◆ **Short task**: Each record below should be output verbatim, without pictures.

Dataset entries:
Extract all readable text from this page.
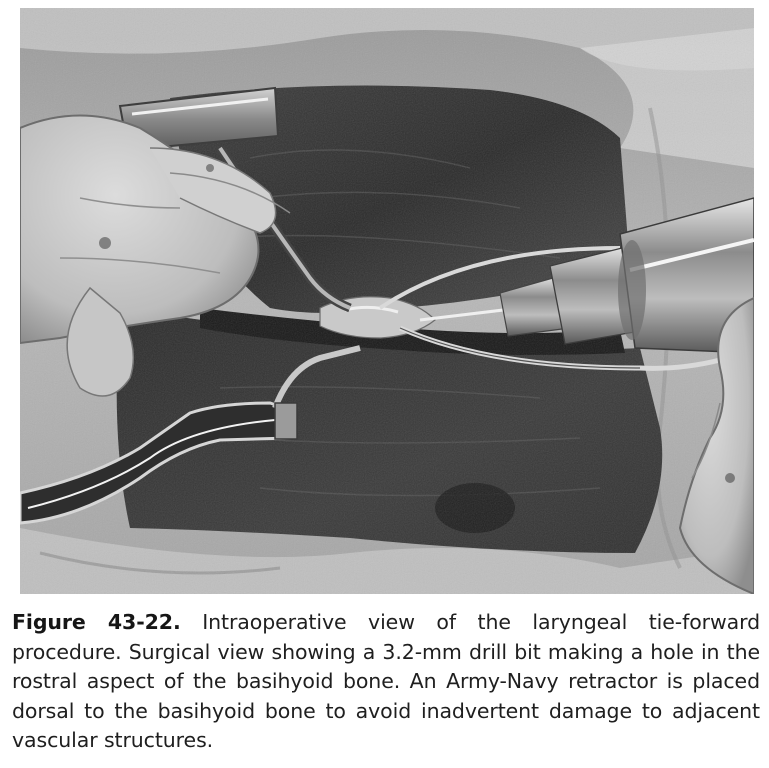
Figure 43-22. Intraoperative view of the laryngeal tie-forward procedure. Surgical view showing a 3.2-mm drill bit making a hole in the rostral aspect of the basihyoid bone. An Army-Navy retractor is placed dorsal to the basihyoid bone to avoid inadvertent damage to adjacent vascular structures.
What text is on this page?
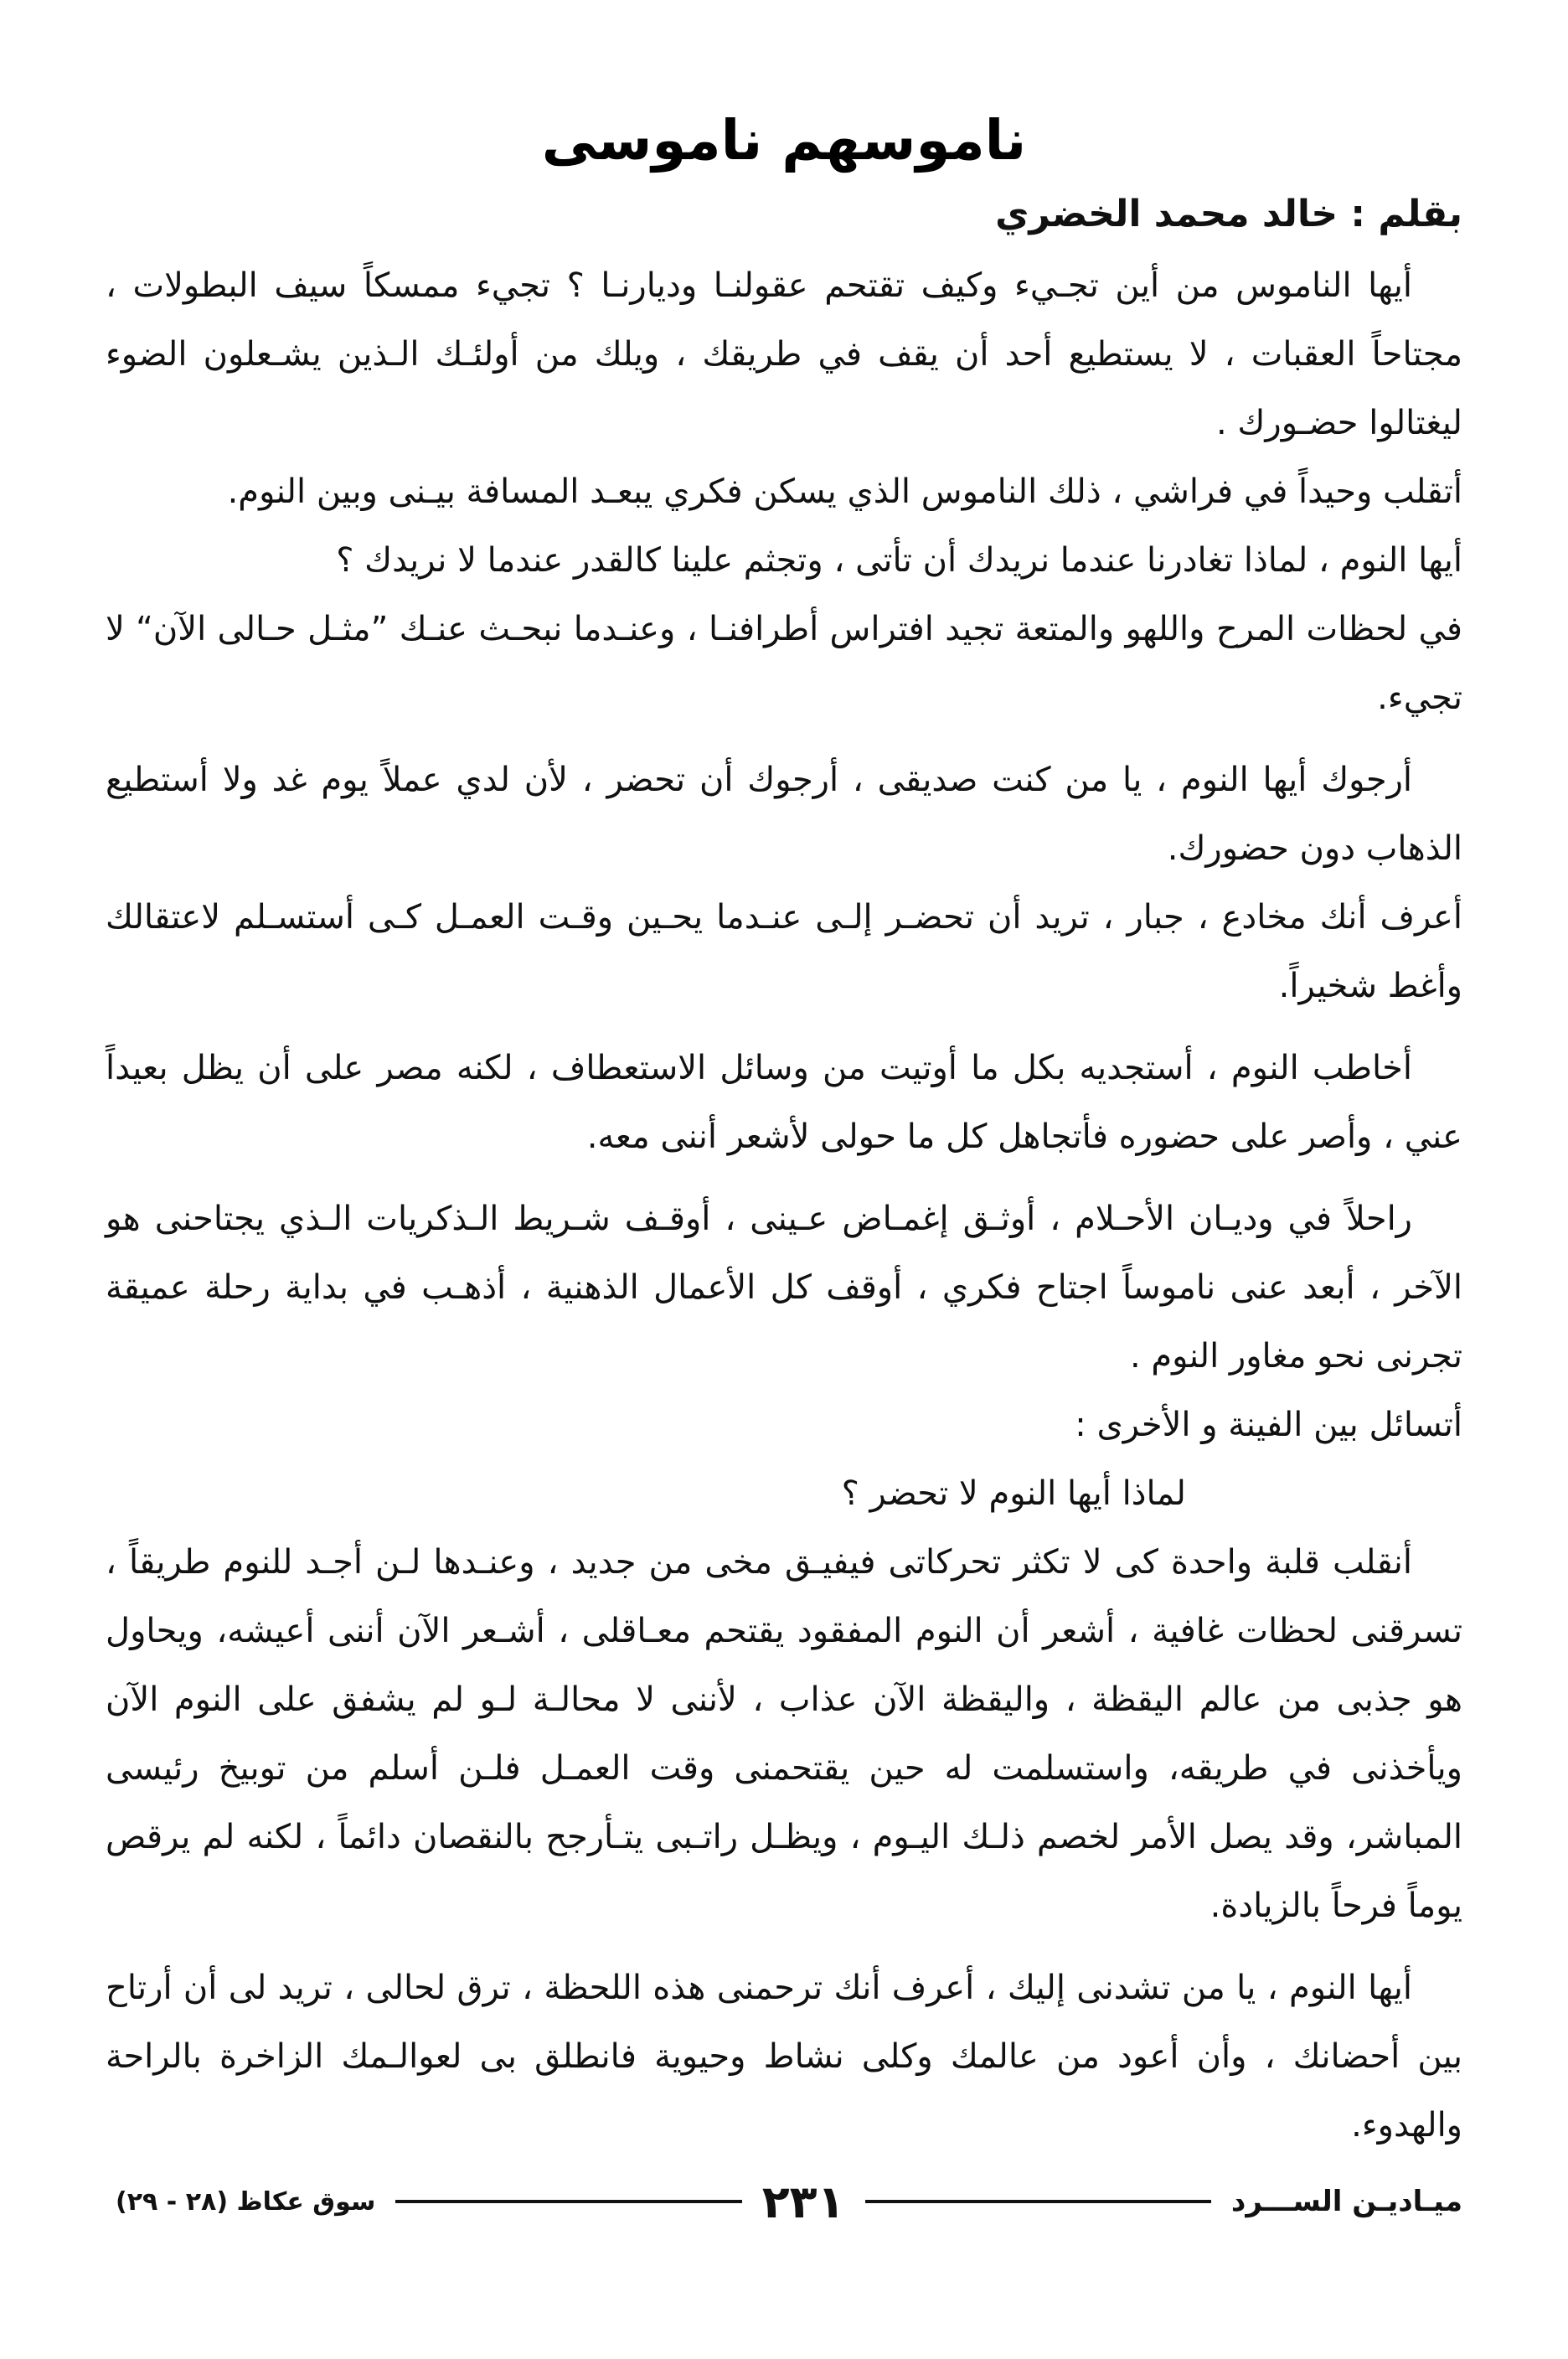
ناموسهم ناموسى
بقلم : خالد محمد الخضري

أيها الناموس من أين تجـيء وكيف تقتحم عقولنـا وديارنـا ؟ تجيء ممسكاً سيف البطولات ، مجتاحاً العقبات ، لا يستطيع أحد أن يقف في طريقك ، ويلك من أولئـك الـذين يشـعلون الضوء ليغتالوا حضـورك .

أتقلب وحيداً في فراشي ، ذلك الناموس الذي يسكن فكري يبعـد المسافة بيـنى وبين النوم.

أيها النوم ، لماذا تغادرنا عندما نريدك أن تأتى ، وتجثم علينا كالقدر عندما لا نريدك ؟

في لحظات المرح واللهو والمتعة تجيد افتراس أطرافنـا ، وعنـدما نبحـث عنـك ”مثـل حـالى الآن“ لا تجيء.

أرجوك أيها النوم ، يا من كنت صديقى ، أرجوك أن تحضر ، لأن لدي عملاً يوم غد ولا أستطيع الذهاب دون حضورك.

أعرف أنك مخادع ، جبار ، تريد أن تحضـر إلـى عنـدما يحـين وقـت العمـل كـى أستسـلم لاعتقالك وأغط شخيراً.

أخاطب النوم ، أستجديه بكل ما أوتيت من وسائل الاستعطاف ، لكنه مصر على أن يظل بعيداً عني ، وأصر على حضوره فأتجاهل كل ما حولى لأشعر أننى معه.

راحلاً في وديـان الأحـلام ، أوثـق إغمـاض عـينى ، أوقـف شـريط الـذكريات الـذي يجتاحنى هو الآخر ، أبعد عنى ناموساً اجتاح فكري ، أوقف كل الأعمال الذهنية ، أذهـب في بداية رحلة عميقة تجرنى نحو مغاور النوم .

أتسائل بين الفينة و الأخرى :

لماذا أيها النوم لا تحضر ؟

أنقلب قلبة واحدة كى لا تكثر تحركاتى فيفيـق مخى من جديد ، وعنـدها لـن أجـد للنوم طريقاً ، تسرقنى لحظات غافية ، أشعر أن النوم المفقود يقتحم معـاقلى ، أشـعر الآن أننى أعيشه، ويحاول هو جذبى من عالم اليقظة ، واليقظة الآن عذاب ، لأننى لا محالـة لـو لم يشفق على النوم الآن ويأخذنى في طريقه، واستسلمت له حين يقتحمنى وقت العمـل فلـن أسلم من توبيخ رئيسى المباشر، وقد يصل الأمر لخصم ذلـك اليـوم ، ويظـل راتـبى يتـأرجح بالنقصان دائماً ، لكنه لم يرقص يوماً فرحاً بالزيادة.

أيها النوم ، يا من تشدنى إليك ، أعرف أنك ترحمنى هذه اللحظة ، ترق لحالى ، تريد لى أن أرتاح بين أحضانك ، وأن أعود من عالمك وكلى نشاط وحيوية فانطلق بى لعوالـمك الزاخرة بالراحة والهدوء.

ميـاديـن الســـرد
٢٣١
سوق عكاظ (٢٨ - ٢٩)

◆ **Answer in full**:
Extract all readable text from this page.
Figure 43-22. Intraoperative view of the laryngeal tie-forward procedure. Surgical view showing a 3.2-mm drill bit making a hole in the rostral aspect of the basihyoid bone. An Army-Navy retractor is placed dorsal to the basihyoid bone to avoid inadvertent damage to adjacent vascular structures.
What text is on this page?
ناموسهم ناموسى
بقلم : خالد محمد الخضري

أيها الناموس من أين تجـيء وكيف تقتحم عقولنـا وديارنـا ؟ تجيء ممسكاً سيف البطولات ، مجتاحاً العقبات ، لا يستطيع أحد أن يقف في طريقك ، ويلك من أولئـك الـذين يشـعلون الضوء ليغتالوا حضـورك .

أتقلب وحيداً في فراشي ، ذلك الناموس الذي يسكن فكري يبعـد المسافة بيـنى وبين النوم.

أيها النوم ، لماذا تغادرنا عندما نريدك أن تأتى ، وتجثم علينا كالقدر عندما لا نريدك ؟

في لحظات المرح واللهو والمتعة تجيد افتراس أطرافنـا ، وعنـدما نبحـث عنـك ”مثـل حـالى الآن“ لا تجيء.

أرجوك أيها النوم ، يا من كنت صديقى ، أرجوك أن تحضر ، لأن لدي عملاً يوم غد ولا أستطيع الذهاب دون حضورك.

أعرف أنك مخادع ، جبار ، تريد أن تحضـر إلـى عنـدما يحـين وقـت العمـل كـى أستسـلم لاعتقالك وأغط شخيراً.

أخاطب النوم ، أستجديه بكل ما أوتيت من وسائل الاستعطاف ، لكنه مصر على أن يظل بعيداً عني ، وأصر على حضوره فأتجاهل كل ما حولى لأشعر أننى معه.

راحلاً في وديـان الأحـلام ، أوثـق إغمـاض عـينى ، أوقـف شـريط الـذكريات الـذي يجتاحنى هو الآخر ، أبعد عنى ناموساً اجتاح فكري ، أوقف كل الأعمال الذهنية ، أذهـب في بداية رحلة عميقة تجرنى نحو مغاور النوم .

أتسائل بين الفينة و الأخرى :

لماذا أيها النوم لا تحضر ؟

أنقلب قلبة واحدة كى لا تكثر تحركاتى فيفيـق مخى من جديد ، وعنـدها لـن أجـد للنوم طريقاً ، تسرقنى لحظات غافية ، أشعر أن النوم المفقود يقتحم معـاقلى ، أشـعر الآن أننى أعيشه، ويحاول هو جذبى من عالم اليقظة ، واليقظة الآن عذاب ، لأننى لا محالـة لـو لم يشفق على النوم الآن ويأخذنى في طريقه، واستسلمت له حين يقتحمنى وقت العمـل فلـن أسلم من توبيخ رئيسى المباشر، وقد يصل الأمر لخصم ذلـك اليـوم ، ويظـل راتـبى يتـأرجح بالنقصان دائماً ، لكنه لم يرقص يوماً فرحاً بالزيادة.

أيها النوم ، يا من تشدنى إليك ، أعرف أنك ترحمنى هذه اللحظة ، ترق لحالى ، تريد لى أن أرتاح بين أحضانك ، وأن أعود من عالمك وكلى نشاط وحيوية فانطلق بى لعوالـمك الزاخرة بالراحة والهدوء.

ميـاديـن الســـرد
٢٣١
سوق عكاظ (٢٨ - ٢٩)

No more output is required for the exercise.